Exercise instructions → Pick out and copy every line below that has the word "Letter".
──────── Items ────────
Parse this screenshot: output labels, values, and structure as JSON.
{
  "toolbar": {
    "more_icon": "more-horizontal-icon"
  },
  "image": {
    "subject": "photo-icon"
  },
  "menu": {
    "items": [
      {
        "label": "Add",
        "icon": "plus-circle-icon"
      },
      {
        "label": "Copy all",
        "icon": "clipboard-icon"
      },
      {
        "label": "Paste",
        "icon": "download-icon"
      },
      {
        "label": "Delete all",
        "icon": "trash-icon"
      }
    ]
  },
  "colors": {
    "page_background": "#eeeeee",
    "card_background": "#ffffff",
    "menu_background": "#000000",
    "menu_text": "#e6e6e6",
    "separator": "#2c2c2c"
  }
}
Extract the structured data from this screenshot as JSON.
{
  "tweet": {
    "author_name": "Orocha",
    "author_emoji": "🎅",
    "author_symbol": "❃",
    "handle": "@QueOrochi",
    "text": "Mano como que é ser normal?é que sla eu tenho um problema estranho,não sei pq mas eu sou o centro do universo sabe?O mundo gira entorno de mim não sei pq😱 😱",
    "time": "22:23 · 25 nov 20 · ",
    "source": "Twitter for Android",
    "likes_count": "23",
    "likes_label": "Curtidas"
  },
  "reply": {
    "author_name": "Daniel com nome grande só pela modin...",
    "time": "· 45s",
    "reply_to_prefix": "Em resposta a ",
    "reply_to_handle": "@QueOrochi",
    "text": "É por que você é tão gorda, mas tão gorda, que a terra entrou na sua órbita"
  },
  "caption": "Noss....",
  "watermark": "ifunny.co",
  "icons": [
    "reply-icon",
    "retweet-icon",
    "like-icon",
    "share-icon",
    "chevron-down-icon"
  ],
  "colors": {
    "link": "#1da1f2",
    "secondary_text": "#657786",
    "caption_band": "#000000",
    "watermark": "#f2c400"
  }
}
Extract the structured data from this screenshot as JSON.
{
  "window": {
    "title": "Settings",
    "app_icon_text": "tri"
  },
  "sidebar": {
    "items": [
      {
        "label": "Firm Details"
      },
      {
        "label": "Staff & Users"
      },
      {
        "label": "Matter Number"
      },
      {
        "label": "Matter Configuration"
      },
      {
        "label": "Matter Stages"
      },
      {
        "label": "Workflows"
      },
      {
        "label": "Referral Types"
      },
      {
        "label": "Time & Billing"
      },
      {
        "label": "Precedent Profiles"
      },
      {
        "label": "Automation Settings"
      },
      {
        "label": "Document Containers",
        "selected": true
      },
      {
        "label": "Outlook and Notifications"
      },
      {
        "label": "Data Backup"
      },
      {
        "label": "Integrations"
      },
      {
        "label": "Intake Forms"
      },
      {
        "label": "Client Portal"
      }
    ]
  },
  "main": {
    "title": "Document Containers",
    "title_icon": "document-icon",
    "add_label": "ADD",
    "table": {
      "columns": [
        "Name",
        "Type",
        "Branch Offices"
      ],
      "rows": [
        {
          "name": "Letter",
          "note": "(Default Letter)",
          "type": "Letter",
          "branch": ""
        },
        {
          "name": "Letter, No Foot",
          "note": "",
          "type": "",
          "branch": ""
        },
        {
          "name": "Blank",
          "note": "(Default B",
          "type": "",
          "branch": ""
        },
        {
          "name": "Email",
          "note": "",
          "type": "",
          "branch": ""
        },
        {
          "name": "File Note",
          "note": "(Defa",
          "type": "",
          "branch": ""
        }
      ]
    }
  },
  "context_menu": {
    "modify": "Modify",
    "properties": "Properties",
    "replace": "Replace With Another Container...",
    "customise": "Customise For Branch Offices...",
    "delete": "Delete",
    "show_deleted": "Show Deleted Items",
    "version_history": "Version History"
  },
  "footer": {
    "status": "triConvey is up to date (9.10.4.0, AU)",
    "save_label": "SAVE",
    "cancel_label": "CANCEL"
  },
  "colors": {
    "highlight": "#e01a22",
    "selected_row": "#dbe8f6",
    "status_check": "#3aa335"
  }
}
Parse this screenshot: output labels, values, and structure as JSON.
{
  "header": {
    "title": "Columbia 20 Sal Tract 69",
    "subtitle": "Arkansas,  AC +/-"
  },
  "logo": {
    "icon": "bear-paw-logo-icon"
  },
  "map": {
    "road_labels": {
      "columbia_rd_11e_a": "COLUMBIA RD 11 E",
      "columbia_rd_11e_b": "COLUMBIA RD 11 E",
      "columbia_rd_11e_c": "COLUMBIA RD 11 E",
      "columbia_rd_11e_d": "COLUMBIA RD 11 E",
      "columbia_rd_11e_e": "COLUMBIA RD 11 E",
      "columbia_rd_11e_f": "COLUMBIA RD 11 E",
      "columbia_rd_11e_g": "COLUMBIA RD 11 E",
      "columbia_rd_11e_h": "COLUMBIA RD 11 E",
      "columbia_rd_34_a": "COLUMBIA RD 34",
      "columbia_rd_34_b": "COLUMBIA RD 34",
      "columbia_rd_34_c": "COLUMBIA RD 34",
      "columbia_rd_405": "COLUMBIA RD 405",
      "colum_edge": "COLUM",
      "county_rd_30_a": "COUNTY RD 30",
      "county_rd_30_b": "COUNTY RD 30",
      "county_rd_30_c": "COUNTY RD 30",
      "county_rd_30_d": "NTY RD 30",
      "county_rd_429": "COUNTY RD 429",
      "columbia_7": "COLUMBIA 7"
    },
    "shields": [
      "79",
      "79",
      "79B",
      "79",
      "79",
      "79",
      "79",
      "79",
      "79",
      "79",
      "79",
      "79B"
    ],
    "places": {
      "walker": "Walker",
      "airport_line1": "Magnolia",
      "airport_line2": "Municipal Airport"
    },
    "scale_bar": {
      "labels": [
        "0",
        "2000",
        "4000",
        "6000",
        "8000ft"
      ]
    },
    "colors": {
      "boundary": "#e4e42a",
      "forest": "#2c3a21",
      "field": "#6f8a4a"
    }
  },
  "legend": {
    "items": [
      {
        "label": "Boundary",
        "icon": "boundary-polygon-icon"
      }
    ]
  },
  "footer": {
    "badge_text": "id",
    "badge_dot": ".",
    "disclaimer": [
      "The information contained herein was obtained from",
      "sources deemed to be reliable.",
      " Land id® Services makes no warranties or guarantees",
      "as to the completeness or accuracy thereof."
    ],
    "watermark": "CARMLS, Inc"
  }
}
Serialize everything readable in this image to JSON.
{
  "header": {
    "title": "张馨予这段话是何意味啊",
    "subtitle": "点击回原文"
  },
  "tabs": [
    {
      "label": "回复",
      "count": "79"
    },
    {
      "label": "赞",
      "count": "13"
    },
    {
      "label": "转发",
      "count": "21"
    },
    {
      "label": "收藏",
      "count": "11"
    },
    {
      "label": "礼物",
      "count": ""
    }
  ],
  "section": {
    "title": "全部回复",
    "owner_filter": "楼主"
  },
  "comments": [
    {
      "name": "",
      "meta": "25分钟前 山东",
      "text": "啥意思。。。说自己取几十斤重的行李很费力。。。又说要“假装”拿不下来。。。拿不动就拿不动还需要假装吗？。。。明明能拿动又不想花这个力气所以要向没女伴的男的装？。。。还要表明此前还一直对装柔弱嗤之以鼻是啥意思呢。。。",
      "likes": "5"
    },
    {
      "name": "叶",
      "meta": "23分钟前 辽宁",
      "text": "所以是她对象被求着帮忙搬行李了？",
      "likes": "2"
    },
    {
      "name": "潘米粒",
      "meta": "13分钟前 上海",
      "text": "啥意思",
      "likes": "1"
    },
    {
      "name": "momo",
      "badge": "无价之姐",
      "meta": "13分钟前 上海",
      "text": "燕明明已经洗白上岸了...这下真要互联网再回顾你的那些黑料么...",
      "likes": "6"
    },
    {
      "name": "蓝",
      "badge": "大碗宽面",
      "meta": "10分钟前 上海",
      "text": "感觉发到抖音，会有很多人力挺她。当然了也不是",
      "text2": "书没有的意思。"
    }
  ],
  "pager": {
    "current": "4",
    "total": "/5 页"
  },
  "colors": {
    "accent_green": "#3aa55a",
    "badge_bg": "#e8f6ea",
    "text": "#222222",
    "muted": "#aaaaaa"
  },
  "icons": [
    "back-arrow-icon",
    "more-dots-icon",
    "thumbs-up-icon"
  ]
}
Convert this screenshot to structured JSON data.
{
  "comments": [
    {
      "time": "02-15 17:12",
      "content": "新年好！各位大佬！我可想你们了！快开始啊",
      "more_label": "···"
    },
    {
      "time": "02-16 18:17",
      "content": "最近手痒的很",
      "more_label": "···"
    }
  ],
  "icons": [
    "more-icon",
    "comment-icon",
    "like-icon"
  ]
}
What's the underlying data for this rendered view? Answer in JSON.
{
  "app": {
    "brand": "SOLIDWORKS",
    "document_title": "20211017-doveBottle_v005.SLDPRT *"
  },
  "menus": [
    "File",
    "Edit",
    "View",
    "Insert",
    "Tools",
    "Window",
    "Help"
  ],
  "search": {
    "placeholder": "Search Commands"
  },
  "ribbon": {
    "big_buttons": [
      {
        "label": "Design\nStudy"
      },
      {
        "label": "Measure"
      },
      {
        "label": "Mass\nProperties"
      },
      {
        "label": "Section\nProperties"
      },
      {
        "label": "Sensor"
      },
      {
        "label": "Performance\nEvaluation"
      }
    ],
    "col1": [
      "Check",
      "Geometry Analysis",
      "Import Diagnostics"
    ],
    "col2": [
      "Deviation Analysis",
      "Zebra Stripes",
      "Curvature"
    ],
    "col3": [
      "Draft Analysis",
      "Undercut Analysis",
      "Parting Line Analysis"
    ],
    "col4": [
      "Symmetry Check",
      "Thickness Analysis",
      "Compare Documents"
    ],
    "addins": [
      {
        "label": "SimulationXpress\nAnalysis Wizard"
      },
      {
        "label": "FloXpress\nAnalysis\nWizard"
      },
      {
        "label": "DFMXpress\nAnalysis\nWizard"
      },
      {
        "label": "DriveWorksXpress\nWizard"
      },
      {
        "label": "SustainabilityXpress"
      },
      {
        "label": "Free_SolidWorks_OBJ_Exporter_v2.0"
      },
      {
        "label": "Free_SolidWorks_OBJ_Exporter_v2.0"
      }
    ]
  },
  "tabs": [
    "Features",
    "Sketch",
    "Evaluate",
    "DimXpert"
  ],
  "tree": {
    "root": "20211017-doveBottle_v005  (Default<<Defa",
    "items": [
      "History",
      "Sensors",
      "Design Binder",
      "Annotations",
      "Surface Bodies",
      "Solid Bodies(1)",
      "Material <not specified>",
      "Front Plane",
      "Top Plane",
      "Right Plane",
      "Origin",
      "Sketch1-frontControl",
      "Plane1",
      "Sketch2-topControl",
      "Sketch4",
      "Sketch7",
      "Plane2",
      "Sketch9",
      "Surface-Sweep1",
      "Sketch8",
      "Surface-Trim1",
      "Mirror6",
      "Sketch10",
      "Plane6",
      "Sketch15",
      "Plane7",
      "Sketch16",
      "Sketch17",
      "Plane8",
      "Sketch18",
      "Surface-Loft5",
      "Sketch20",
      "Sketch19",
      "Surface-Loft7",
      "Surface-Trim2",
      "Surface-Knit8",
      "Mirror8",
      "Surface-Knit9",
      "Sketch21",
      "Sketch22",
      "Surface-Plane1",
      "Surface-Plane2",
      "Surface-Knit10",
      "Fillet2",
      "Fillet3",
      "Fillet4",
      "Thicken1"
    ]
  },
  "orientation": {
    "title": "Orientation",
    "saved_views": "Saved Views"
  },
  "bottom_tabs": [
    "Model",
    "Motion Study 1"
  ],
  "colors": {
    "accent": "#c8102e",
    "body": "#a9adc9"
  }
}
────────
Exercise solution →
          "name": "Letter",
          "note": "(Default Letter)",
          "type": "Letter",
          "name": "Letter, No Foot",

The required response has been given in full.